## Start RECORDS SHOWN
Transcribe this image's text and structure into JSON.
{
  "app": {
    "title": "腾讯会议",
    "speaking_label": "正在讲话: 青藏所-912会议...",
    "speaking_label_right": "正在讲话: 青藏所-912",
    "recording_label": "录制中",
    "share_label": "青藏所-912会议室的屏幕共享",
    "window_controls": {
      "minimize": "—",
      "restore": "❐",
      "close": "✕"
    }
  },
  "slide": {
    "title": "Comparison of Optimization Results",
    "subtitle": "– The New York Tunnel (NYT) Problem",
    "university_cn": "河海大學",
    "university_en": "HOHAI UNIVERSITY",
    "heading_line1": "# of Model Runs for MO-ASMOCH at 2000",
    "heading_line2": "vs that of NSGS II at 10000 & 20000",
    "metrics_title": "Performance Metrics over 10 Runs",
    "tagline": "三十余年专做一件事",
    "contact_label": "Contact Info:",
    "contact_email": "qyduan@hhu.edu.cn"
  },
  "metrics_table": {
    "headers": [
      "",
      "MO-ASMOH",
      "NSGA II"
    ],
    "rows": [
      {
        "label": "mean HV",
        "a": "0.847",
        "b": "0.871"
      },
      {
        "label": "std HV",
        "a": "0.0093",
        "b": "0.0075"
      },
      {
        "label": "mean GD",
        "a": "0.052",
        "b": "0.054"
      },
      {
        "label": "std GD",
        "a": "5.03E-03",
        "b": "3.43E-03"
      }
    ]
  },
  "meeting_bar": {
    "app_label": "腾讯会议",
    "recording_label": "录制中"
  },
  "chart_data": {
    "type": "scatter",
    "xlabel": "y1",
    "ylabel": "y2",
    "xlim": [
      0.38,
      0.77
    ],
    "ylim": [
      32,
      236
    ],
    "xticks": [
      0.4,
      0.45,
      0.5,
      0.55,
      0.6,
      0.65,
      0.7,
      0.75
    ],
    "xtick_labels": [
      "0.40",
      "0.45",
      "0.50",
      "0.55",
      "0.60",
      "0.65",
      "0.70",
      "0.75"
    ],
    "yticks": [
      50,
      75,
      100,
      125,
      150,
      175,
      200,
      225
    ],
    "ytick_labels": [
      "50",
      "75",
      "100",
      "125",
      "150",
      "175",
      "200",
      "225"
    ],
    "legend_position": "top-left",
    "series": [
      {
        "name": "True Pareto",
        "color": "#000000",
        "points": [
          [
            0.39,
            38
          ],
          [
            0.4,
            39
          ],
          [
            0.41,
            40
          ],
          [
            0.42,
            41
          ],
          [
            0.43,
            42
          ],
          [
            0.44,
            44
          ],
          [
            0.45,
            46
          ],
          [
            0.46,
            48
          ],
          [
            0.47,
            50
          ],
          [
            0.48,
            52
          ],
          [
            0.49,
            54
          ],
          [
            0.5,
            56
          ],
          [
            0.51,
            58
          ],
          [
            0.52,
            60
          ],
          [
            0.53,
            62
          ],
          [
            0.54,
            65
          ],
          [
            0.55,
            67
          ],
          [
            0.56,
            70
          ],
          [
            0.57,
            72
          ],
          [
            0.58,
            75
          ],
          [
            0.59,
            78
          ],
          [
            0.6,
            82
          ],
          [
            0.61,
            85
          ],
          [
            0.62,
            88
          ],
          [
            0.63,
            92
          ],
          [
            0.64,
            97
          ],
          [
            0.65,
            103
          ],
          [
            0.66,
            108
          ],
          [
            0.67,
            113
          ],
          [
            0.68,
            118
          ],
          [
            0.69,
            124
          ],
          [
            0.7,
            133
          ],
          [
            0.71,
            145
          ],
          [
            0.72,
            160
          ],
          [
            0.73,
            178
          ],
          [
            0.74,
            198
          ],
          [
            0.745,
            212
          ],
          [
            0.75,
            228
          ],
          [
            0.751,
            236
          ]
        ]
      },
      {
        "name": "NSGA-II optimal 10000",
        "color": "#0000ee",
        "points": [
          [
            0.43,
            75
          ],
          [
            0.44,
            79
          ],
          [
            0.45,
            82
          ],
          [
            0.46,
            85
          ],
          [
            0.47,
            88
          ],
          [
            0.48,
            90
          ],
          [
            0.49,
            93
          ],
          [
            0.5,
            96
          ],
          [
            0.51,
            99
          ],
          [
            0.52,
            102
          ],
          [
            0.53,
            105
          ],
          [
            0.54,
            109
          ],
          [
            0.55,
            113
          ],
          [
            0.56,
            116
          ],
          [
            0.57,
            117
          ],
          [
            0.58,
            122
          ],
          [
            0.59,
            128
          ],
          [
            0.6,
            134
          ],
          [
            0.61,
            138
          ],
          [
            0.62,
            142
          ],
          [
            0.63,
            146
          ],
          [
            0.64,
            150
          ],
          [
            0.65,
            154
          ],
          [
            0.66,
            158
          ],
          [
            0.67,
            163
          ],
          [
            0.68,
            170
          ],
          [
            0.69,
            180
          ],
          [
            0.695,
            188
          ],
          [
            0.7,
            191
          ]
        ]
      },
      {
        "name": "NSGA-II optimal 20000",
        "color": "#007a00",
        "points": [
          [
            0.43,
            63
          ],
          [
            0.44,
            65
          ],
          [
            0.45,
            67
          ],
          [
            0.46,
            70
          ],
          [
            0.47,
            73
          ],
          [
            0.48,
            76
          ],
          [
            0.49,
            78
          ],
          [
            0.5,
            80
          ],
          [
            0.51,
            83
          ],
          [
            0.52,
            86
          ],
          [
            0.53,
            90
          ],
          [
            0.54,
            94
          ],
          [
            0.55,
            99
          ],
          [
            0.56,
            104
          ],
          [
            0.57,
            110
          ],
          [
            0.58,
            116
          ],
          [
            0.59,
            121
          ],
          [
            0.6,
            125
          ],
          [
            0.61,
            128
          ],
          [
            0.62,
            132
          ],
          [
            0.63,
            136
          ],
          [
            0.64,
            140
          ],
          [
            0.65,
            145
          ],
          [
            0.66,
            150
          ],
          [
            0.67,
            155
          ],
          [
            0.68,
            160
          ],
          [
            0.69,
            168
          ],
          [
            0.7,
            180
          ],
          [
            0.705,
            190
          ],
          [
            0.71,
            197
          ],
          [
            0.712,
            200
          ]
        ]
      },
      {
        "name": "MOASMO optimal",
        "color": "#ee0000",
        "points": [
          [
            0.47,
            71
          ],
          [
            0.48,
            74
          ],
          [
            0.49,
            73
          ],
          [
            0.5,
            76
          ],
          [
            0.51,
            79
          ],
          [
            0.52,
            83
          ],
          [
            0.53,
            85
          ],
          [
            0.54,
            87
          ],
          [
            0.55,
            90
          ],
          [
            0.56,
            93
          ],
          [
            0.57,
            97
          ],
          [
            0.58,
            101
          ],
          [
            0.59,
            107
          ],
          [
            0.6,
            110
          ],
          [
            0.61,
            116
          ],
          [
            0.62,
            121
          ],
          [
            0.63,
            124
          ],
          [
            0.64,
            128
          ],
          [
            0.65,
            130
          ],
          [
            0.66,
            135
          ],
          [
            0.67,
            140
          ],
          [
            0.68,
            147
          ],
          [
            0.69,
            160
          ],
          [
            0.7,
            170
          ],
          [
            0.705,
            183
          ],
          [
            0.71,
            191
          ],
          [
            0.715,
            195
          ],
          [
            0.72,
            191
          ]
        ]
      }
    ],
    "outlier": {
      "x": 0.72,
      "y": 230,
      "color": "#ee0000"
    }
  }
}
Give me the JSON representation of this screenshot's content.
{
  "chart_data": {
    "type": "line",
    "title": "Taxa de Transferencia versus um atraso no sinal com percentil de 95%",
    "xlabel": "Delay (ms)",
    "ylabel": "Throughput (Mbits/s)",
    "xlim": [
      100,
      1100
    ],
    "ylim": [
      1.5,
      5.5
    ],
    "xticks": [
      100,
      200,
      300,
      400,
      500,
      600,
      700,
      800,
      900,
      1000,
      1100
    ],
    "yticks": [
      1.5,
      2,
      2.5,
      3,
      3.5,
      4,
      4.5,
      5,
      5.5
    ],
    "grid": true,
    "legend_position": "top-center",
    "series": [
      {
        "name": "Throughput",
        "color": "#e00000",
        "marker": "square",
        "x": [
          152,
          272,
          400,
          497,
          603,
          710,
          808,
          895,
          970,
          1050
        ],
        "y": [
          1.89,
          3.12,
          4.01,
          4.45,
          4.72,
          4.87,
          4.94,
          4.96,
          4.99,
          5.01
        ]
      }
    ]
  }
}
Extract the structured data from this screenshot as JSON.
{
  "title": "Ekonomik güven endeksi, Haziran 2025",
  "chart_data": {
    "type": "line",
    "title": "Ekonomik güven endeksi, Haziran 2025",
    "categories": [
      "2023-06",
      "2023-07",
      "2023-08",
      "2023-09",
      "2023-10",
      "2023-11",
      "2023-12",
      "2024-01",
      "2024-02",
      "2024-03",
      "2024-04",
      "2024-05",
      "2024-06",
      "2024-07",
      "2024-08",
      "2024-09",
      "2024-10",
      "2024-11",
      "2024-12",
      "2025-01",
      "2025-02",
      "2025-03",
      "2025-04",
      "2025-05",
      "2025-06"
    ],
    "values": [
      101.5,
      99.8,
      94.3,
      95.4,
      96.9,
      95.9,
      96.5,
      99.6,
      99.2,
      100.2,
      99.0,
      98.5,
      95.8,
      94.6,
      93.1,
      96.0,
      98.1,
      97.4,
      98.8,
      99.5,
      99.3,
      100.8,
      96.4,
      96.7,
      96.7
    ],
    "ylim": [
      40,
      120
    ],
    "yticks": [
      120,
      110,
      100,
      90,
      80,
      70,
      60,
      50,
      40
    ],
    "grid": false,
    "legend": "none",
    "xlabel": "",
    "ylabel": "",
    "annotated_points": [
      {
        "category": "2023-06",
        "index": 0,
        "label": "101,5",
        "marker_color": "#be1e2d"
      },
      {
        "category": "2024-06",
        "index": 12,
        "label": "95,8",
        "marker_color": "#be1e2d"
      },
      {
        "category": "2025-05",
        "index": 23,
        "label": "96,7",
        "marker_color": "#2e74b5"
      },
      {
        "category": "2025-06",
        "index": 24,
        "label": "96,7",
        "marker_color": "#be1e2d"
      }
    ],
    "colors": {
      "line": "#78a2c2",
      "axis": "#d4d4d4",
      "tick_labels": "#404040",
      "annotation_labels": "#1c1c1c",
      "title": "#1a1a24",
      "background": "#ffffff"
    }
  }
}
## End RECORDS SHOWN
## PROBLEM STATEMENT
Report the number of lines in the entries above that include the word "ylabel" and add nothing to it.

## PROBLEM SOLUTION
3